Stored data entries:
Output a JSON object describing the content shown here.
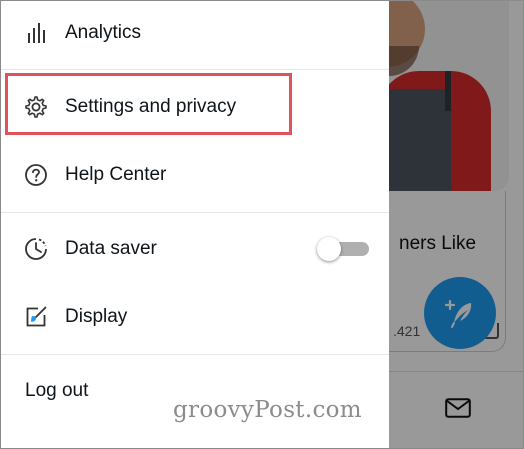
{
  "drawer": {
    "items": [
      {
        "label": "Analytics",
        "icon": "analytics-icon"
      },
      {
        "label": "Settings and privacy",
        "icon": "gear-icon"
      },
      {
        "label": "Help Center",
        "icon": "help-circle-icon"
      },
      {
        "label": "Data saver",
        "icon": "data-saver-icon"
      },
      {
        "label": "Display",
        "icon": "display-icon"
      }
    ],
    "logout_label": "Log out",
    "data_saver_toggle": {
      "on": false
    }
  },
  "background": {
    "card_text": "ners Like",
    "count_text": ".421",
    "fab_icon": "compose-feather-icon",
    "bottom_icon": "mail-icon"
  },
  "watermark": "groovyPost.com",
  "colors": {
    "highlight": "#e0535a",
    "fab": "#1d9bf0"
  }
}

→ Aim
Reproduce the data above in full, exactly as it is, with the pictures left out.

→ Solution to this task
Output a JSON object describing the content shown here.
{
  "drawer": {
    "items": [
      {
        "label": "Analytics",
        "icon": "analytics-icon"
      },
      {
        "label": "Settings and privacy",
        "icon": "gear-icon"
      },
      {
        "label": "Help Center",
        "icon": "help-circle-icon"
      },
      {
        "label": "Data saver",
        "icon": "data-saver-icon"
      },
      {
        "label": "Display",
        "icon": "display-icon"
      }
    ],
    "logout_label": "Log out",
    "data_saver_toggle": {
      "on": false
    }
  },
  "background": {
    "card_text": "ners Like",
    "count_text": ".421",
    "fab_icon": "compose-feather-icon",
    "bottom_icon": "mail-icon"
  },
  "watermark": "groovyPost.com",
  "colors": {
    "highlight": "#e0535a",
    "fab": "#1d9bf0"
  }
}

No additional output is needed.